WRITTEN TASK -> Output the material beneath exactly, leaving nothing out.

-*-

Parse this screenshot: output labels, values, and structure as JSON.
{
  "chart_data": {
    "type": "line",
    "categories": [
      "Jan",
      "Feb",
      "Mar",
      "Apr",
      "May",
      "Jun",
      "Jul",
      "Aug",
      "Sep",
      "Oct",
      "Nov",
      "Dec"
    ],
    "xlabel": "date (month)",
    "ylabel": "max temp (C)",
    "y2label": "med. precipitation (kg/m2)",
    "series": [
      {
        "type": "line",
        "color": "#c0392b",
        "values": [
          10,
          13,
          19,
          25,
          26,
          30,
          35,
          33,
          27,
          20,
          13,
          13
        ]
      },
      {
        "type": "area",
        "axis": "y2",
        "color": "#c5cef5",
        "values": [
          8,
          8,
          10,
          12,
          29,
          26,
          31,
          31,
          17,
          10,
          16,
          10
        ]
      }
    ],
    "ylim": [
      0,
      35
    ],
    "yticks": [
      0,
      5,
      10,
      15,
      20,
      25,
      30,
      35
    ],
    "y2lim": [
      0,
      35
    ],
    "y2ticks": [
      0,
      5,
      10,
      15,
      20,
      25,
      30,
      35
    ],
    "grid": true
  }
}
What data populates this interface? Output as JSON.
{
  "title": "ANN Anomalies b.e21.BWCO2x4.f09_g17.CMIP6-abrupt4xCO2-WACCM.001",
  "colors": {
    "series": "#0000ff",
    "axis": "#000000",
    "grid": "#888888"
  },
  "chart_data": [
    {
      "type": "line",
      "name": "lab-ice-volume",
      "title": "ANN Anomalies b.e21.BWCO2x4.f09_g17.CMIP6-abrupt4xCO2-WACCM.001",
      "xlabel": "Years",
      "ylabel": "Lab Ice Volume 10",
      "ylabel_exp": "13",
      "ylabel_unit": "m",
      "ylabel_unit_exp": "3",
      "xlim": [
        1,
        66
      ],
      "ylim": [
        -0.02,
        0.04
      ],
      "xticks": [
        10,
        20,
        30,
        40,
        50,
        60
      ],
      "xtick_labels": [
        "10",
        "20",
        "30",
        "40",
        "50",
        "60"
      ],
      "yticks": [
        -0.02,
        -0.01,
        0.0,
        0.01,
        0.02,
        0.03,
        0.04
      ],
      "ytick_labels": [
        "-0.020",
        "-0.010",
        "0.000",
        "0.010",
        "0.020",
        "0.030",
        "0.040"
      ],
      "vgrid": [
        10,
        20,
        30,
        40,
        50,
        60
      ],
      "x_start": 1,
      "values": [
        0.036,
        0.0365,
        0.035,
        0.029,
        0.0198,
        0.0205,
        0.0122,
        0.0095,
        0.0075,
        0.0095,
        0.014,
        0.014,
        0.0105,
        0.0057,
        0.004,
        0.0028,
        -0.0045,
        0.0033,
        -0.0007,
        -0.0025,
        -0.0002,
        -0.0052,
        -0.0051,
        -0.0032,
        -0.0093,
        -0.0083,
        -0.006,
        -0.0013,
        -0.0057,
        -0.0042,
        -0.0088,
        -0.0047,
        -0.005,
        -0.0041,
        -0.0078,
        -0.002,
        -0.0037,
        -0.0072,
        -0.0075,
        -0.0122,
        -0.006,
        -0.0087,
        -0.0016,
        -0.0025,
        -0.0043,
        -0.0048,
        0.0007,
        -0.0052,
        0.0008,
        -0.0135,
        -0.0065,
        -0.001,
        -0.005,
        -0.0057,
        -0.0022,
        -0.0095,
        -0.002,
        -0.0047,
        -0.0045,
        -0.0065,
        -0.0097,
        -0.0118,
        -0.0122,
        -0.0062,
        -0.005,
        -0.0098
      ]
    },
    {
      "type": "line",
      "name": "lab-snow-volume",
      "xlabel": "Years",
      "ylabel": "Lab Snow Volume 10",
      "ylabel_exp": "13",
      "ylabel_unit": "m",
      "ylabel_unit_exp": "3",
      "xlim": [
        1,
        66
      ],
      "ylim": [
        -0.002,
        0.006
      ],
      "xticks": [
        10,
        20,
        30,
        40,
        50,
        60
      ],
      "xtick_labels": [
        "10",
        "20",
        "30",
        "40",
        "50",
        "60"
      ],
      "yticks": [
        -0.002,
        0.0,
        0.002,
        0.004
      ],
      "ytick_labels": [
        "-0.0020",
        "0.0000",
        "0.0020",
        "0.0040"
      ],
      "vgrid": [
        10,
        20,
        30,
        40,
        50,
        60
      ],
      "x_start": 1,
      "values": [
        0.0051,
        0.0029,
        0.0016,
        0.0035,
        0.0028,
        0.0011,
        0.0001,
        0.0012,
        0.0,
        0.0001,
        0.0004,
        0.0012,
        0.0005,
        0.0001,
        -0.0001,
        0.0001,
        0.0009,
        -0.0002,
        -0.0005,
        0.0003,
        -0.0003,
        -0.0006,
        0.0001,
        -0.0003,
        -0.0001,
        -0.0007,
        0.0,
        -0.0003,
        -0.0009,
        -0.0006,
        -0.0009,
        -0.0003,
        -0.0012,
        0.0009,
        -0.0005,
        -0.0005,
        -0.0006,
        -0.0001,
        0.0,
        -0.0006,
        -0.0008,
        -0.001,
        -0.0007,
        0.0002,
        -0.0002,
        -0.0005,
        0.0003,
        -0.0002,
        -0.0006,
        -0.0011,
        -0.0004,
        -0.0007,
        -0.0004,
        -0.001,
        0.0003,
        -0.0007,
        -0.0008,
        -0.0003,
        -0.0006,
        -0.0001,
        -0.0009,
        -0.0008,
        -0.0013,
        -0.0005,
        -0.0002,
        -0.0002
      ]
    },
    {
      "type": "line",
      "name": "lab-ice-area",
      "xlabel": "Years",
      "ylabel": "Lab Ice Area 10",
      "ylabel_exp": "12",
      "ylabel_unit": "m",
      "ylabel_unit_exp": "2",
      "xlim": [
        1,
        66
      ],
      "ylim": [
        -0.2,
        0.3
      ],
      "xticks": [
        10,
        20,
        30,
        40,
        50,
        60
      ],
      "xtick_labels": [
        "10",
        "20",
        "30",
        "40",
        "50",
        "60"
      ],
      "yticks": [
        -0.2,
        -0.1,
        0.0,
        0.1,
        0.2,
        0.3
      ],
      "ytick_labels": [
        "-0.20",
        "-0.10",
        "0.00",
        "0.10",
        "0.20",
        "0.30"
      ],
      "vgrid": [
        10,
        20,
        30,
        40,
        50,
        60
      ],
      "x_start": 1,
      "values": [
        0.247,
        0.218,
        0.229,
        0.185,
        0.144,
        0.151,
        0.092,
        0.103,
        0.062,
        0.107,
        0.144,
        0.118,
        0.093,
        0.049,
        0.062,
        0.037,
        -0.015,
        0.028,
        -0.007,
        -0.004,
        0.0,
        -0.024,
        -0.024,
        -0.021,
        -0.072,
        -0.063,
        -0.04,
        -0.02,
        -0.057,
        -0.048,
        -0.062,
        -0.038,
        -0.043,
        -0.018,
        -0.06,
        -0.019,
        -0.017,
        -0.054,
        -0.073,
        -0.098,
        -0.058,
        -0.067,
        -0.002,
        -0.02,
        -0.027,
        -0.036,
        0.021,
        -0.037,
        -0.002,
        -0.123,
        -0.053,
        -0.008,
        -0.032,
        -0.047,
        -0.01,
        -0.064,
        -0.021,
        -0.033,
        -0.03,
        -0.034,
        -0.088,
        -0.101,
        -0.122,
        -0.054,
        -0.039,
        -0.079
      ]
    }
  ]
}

-*-

FINAL ANSWER ->
Parse this screenshot: output labels, values, and structure as JSON.
{
  "chart_data": {
    "type": "line",
    "categories": [
      "Jan",
      "Feb",
      "Mar",
      "Apr",
      "May",
      "Jun",
      "Jul",
      "Aug",
      "Sep",
      "Oct",
      "Nov",
      "Dec"
    ],
    "xlabel": "date (month)",
    "ylabel": "max temp (C)",
    "y2label": "med. precipitation (kg/m2)",
    "series": [
      {
        "type": "line",
        "color": "#c0392b",
        "values": [
          10,
          13,
          19,
          25,
          26,
          30,
          35,
          33,
          27,
          20,
          13,
          13
        ]
      },
      {
        "type": "area",
        "axis": "y2",
        "color": "#c5cef5",
        "values": [
          8,
          8,
          10,
          12,
          29,
          26,
          31,
          31,
          17,
          10,
          16,
          10
        ]
      }
    ],
    "ylim": [
      0,
      35
    ],
    "yticks": [
      0,
      5,
      10,
      15,
      20,
      25,
      30,
      35
    ],
    "y2lim": [
      0,
      35
    ],
    "y2ticks": [
      0,
      5,
      10,
      15,
      20,
      25,
      30,
      35
    ],
    "grid": true
  }
}
What data populates this interface? Output as JSON.
{
  "title": "ANN Anomalies b.e21.BWCO2x4.f09_g17.CMIP6-abrupt4xCO2-WACCM.001",
  "colors": {
    "series": "#0000ff",
    "axis": "#000000",
    "grid": "#888888"
  },
  "chart_data": [
    {
      "type": "line",
      "name": "lab-ice-volume",
      "title": "ANN Anomalies b.e21.BWCO2x4.f09_g17.CMIP6-abrupt4xCO2-WACCM.001",
      "xlabel": "Years",
      "ylabel": "Lab Ice Volume 10",
      "ylabel_exp": "13",
      "ylabel_unit": "m",
      "ylabel_unit_exp": "3",
      "xlim": [
        1,
        66
      ],
      "ylim": [
        -0.02,
        0.04
      ],
      "xticks": [
        10,
        20,
        30,
        40,
        50,
        60
      ],
      "xtick_labels": [
        "10",
        "20",
        "30",
        "40",
        "50",
        "60"
      ],
      "yticks": [
        -0.02,
        -0.01,
        0.0,
        0.01,
        0.02,
        0.03,
        0.04
      ],
      "ytick_labels": [
        "-0.020",
        "-0.010",
        "0.000",
        "0.010",
        "0.020",
        "0.030",
        "0.040"
      ],
      "vgrid": [
        10,
        20,
        30,
        40,
        50,
        60
      ],
      "x_start": 1,
      "values": [
        0.036,
        0.0365,
        0.035,
        0.029,
        0.0198,
        0.0205,
        0.0122,
        0.0095,
        0.0075,
        0.0095,
        0.014,
        0.014,
        0.0105,
        0.0057,
        0.004,
        0.0028,
        -0.0045,
        0.0033,
        -0.0007,
        -0.0025,
        -0.0002,
        -0.0052,
        -0.0051,
        -0.0032,
        -0.0093,
        -0.0083,
        -0.006,
        -0.0013,
        -0.0057,
        -0.0042,
        -0.0088,
        -0.0047,
        -0.005,
        -0.0041,
        -0.0078,
        -0.002,
        -0.0037,
        -0.0072,
        -0.0075,
        -0.0122,
        -0.006,
        -0.0087,
        -0.0016,
        -0.0025,
        -0.0043,
        -0.0048,
        0.0007,
        -0.0052,
        0.0008,
        -0.0135,
        -0.0065,
        -0.001,
        -0.005,
        -0.0057,
        -0.0022,
        -0.0095,
        -0.002,
        -0.0047,
        -0.0045,
        -0.0065,
        -0.0097,
        -0.0118,
        -0.0122,
        -0.0062,
        -0.005,
        -0.0098
      ]
    },
    {
      "type": "line",
      "name": "lab-snow-volume",
      "xlabel": "Years",
      "ylabel": "Lab Snow Volume 10",
      "ylabel_exp": "13",
      "ylabel_unit": "m",
      "ylabel_unit_exp": "3",
      "xlim": [
        1,
        66
      ],
      "ylim": [
        -0.002,
        0.006
      ],
      "xticks": [
        10,
        20,
        30,
        40,
        50,
        60
      ],
      "xtick_labels": [
        "10",
        "20",
        "30",
        "40",
        "50",
        "60"
      ],
      "yticks": [
        -0.002,
        0.0,
        0.002,
        0.004
      ],
      "ytick_labels": [
        "-0.0020",
        "0.0000",
        "0.0020",
        "0.0040"
      ],
      "vgrid": [
        10,
        20,
        30,
        40,
        50,
        60
      ],
      "x_start": 1,
      "values": [
        0.0051,
        0.0029,
        0.0016,
        0.0035,
        0.0028,
        0.0011,
        0.0001,
        0.0012,
        0.0,
        0.0001,
        0.0004,
        0.0012,
        0.0005,
        0.0001,
        -0.0001,
        0.0001,
        0.0009,
        -0.0002,
        -0.0005,
        0.0003,
        -0.0003,
        -0.0006,
        0.0001,
        -0.0003,
        -0.0001,
        -0.0007,
        0.0,
        -0.0003,
        -0.0009,
        -0.0006,
        -0.0009,
        -0.0003,
        -0.0012,
        0.0009,
        -0.0005,
        -0.0005,
        -0.0006,
        -0.0001,
        0.0,
        -0.0006,
        -0.0008,
        -0.001,
        -0.0007,
        0.0002,
        -0.0002,
        -0.0005,
        0.0003,
        -0.0002,
        -0.0006,
        -0.0011,
        -0.0004,
        -0.0007,
        -0.0004,
        -0.001,
        0.0003,
        -0.0007,
        -0.0008,
        -0.0003,
        -0.0006,
        -0.0001,
        -0.0009,
        -0.0008,
        -0.0013,
        -0.0005,
        -0.0002,
        -0.0002
      ]
    },
    {
      "type": "line",
      "name": "lab-ice-area",
      "xlabel": "Years",
      "ylabel": "Lab Ice Area 10",
      "ylabel_exp": "12",
      "ylabel_unit": "m",
      "ylabel_unit_exp": "2",
      "xlim": [
        1,
        66
      ],
      "ylim": [
        -0.2,
        0.3
      ],
      "xticks": [
        10,
        20,
        30,
        40,
        50,
        60
      ],
      "xtick_labels": [
        "10",
        "20",
        "30",
        "40",
        "50",
        "60"
      ],
      "yticks": [
        -0.2,
        -0.1,
        0.0,
        0.1,
        0.2,
        0.3
      ],
      "ytick_labels": [
        "-0.20",
        "-0.10",
        "0.00",
        "0.10",
        "0.20",
        "0.30"
      ],
      "vgrid": [
        10,
        20,
        30,
        40,
        50,
        60
      ],
      "x_start": 1,
      "values": [
        0.247,
        0.218,
        0.229,
        0.185,
        0.144,
        0.151,
        0.092,
        0.103,
        0.062,
        0.107,
        0.144,
        0.118,
        0.093,
        0.049,
        0.062,
        0.037,
        -0.015,
        0.028,
        -0.007,
        -0.004,
        0.0,
        -0.024,
        -0.024,
        -0.021,
        -0.072,
        -0.063,
        -0.04,
        -0.02,
        -0.057,
        -0.048,
        -0.062,
        -0.038,
        -0.043,
        -0.018,
        -0.06,
        -0.019,
        -0.017,
        -0.054,
        -0.073,
        -0.098,
        -0.058,
        -0.067,
        -0.002,
        -0.02,
        -0.027,
        -0.036,
        0.021,
        -0.037,
        -0.002,
        -0.123,
        -0.053,
        -0.008,
        -0.032,
        -0.047,
        -0.01,
        -0.064,
        -0.021,
        -0.033,
        -0.03,
        -0.034,
        -0.088,
        -0.101,
        -0.122,
        -0.054,
        -0.039,
        -0.079
      ]
    }
  ]
}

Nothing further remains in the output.